## TASK GOAL
Retype all of the listing exactly, passing over any picture you find.

## EXERCISE MATERIAL
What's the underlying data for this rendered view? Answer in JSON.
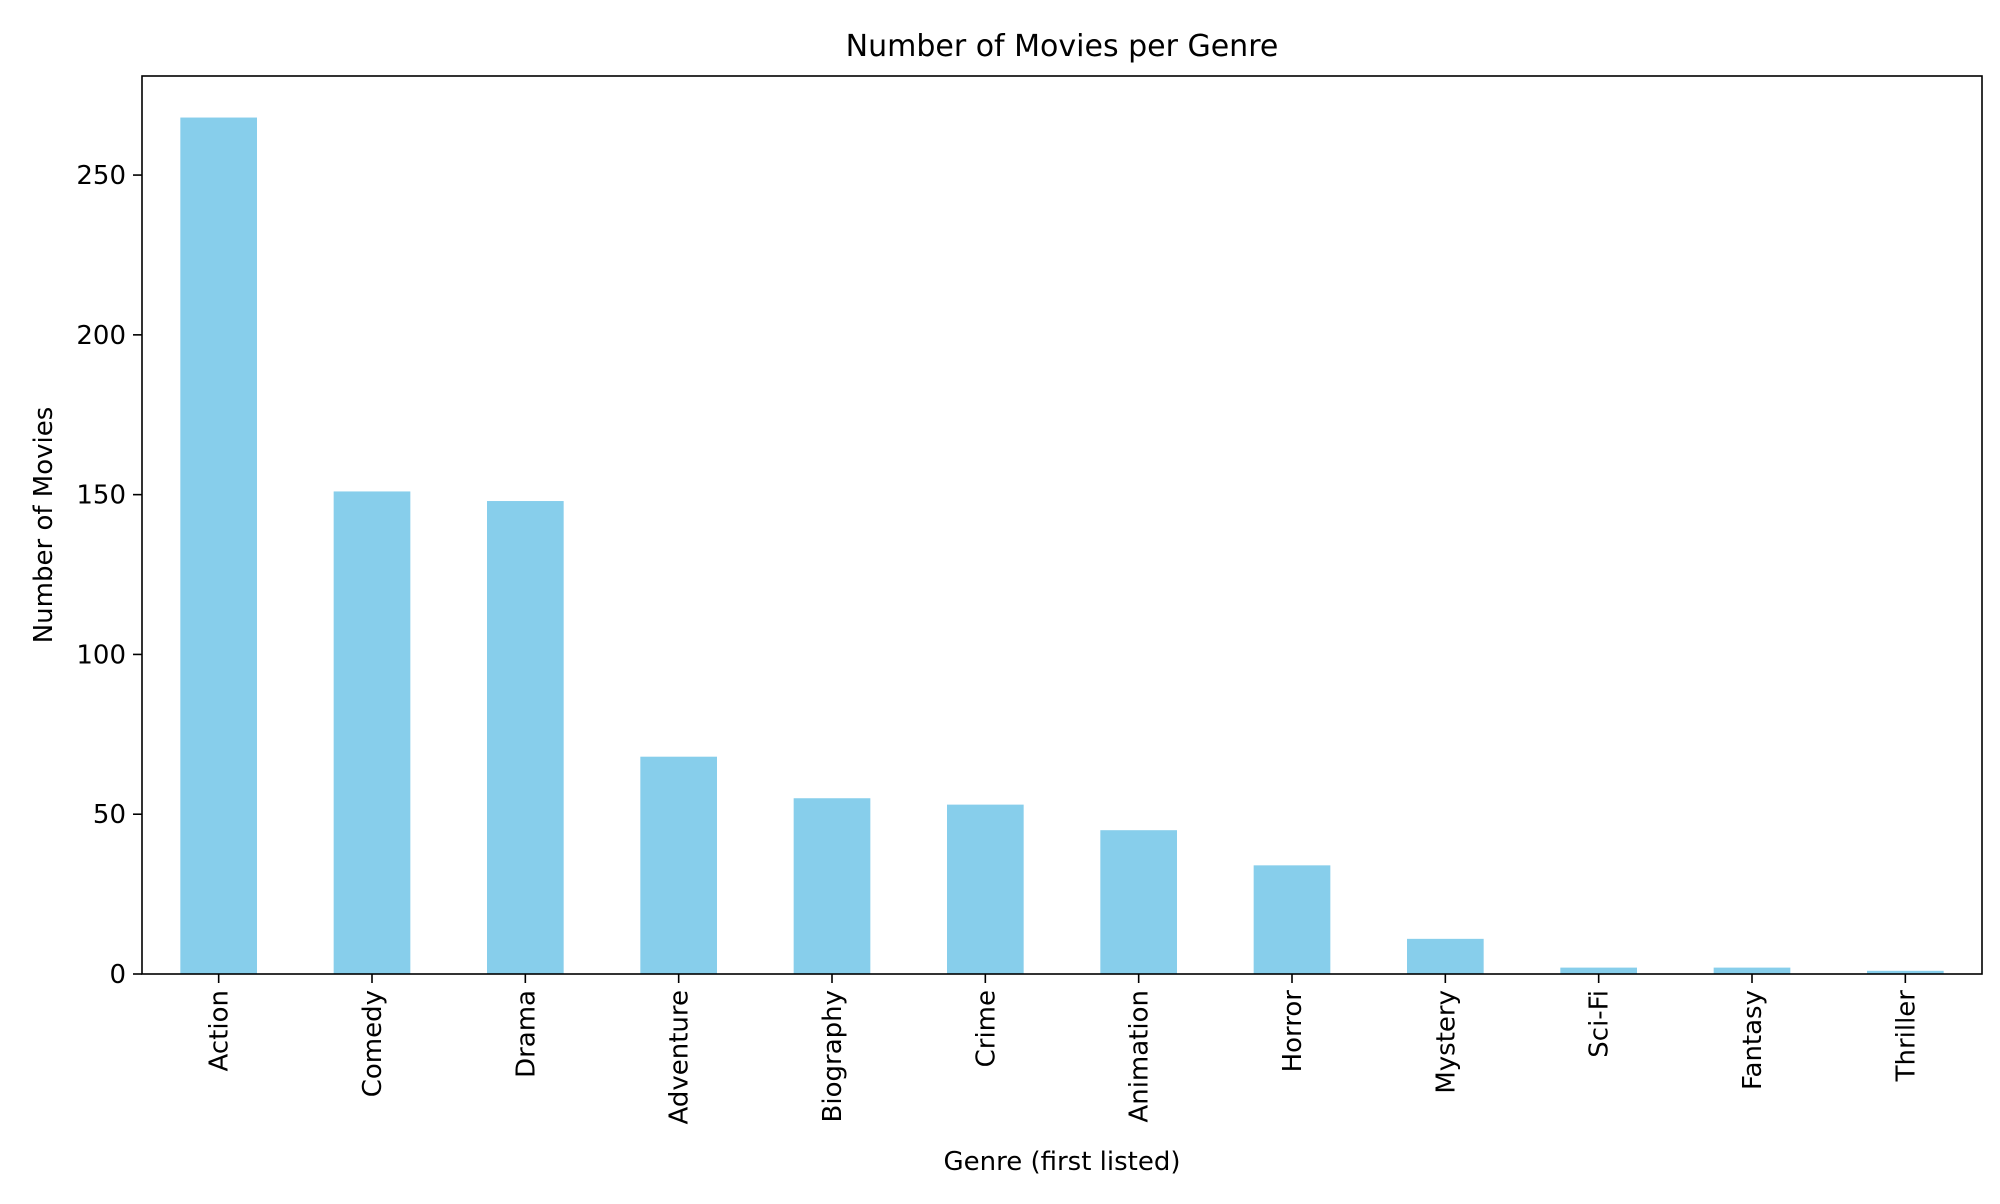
{
  "chart_data": {
    "type": "bar",
    "title": "Number of Movies per Genre",
    "xlabel": "Genre (first listed)",
    "ylabel": "Number of Movies",
    "categories": [
      "Action",
      "Comedy",
      "Drama",
      "Adventure",
      "Biography",
      "Crime",
      "Animation",
      "Horror",
      "Mystery",
      "Sci-Fi",
      "Fantasy",
      "Thriller"
    ],
    "values": [
      268,
      151,
      148,
      68,
      55,
      53,
      45,
      34,
      11,
      2,
      2,
      1
    ],
    "ylim": [
      0,
      281
    ],
    "yticks": [
      0,
      50,
      100,
      150,
      200,
      250
    ],
    "grid": false,
    "legend": "none",
    "bar_color": "#87ceeb"
  }
}
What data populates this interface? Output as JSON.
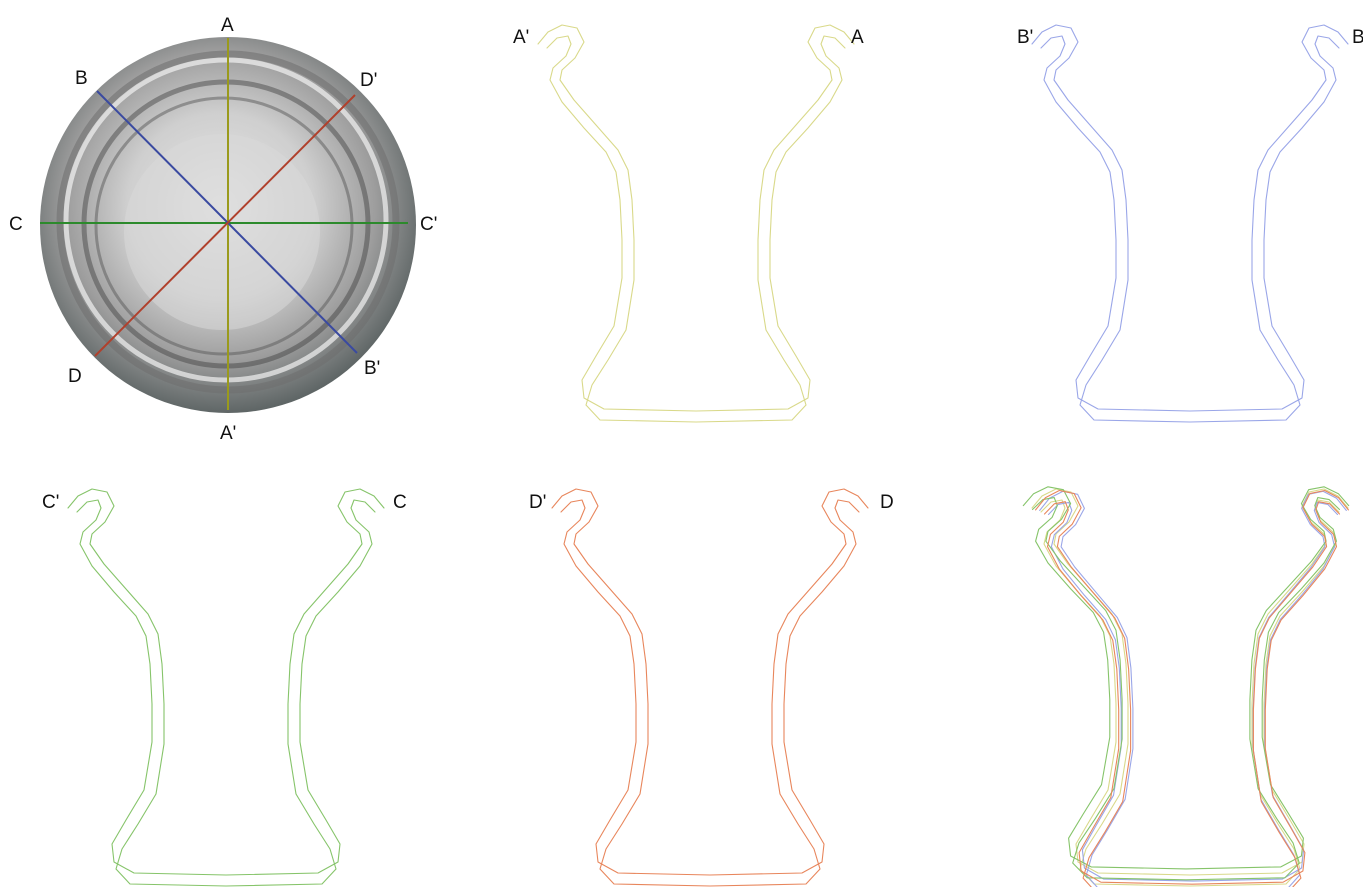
{
  "disc": {
    "labels": {
      "a": "A",
      "a_prime": "A'",
      "b": "B",
      "b_prime": "B'",
      "c": "C",
      "c_prime": "C'",
      "d": "D",
      "d_prime": "D'"
    },
    "line_colors": {
      "a": "#9a9a1c",
      "b": "#3a4aa0",
      "c": "#2c8a2c",
      "d": "#b0402c"
    }
  },
  "panels": [
    {
      "id": "a",
      "left_label": "A'",
      "right_label": "A",
      "color": "#d9d98a"
    },
    {
      "id": "b",
      "left_label": "B'",
      "right_label": "B",
      "color": "#9aa6e8"
    },
    {
      "id": "c",
      "left_label": "C'",
      "right_label": "C",
      "color": "#86c46a"
    },
    {
      "id": "d",
      "left_label": "D'",
      "right_label": "D",
      "color": "#e8865c"
    },
    {
      "id": "overlay",
      "left_label": "",
      "right_label": "",
      "colors": [
        "#d9d98a",
        "#9aa6e8",
        "#86c46a",
        "#e8865c"
      ]
    }
  ]
}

## SOLUTION TO THE PROBLEM
What's the underlying data for this rendered view? Answer in JSON.
{
  "chart_data": {
    "type": "bar",
    "title": "Number of Movies per Genre",
    "xlabel": "Genre (first listed)",
    "ylabel": "Number of Movies",
    "categories": [
      "Action",
      "Comedy",
      "Drama",
      "Adventure",
      "Biography",
      "Crime",
      "Animation",
      "Horror",
      "Mystery",
      "Sci-Fi",
      "Fantasy",
      "Thriller"
    ],
    "values": [
      268,
      151,
      148,
      68,
      55,
      53,
      45,
      34,
      11,
      2,
      2,
      1
    ],
    "ylim": [
      0,
      281
    ],
    "yticks": [
      0,
      50,
      100,
      150,
      200,
      250
    ],
    "grid": false,
    "legend": "none",
    "bar_color": "#87ceeb"
  }
}
What data populates this interface? Output as JSON.
{
  "disc": {
    "labels": {
      "a": "A",
      "a_prime": "A'",
      "b": "B",
      "b_prime": "B'",
      "c": "C",
      "c_prime": "C'",
      "d": "D",
      "d_prime": "D'"
    },
    "line_colors": {
      "a": "#9a9a1c",
      "b": "#3a4aa0",
      "c": "#2c8a2c",
      "d": "#b0402c"
    }
  },
  "panels": [
    {
      "id": "a",
      "left_label": "A'",
      "right_label": "A",
      "color": "#d9d98a"
    },
    {
      "id": "b",
      "left_label": "B'",
      "right_label": "B",
      "color": "#9aa6e8"
    },
    {
      "id": "c",
      "left_label": "C'",
      "right_label": "C",
      "color": "#86c46a"
    },
    {
      "id": "d",
      "left_label": "D'",
      "right_label": "D",
      "color": "#e8865c"
    },
    {
      "id": "overlay",
      "left_label": "",
      "right_label": "",
      "colors": [
        "#d9d98a",
        "#9aa6e8",
        "#86c46a",
        "#e8865c"
      ]
    }
  ]
}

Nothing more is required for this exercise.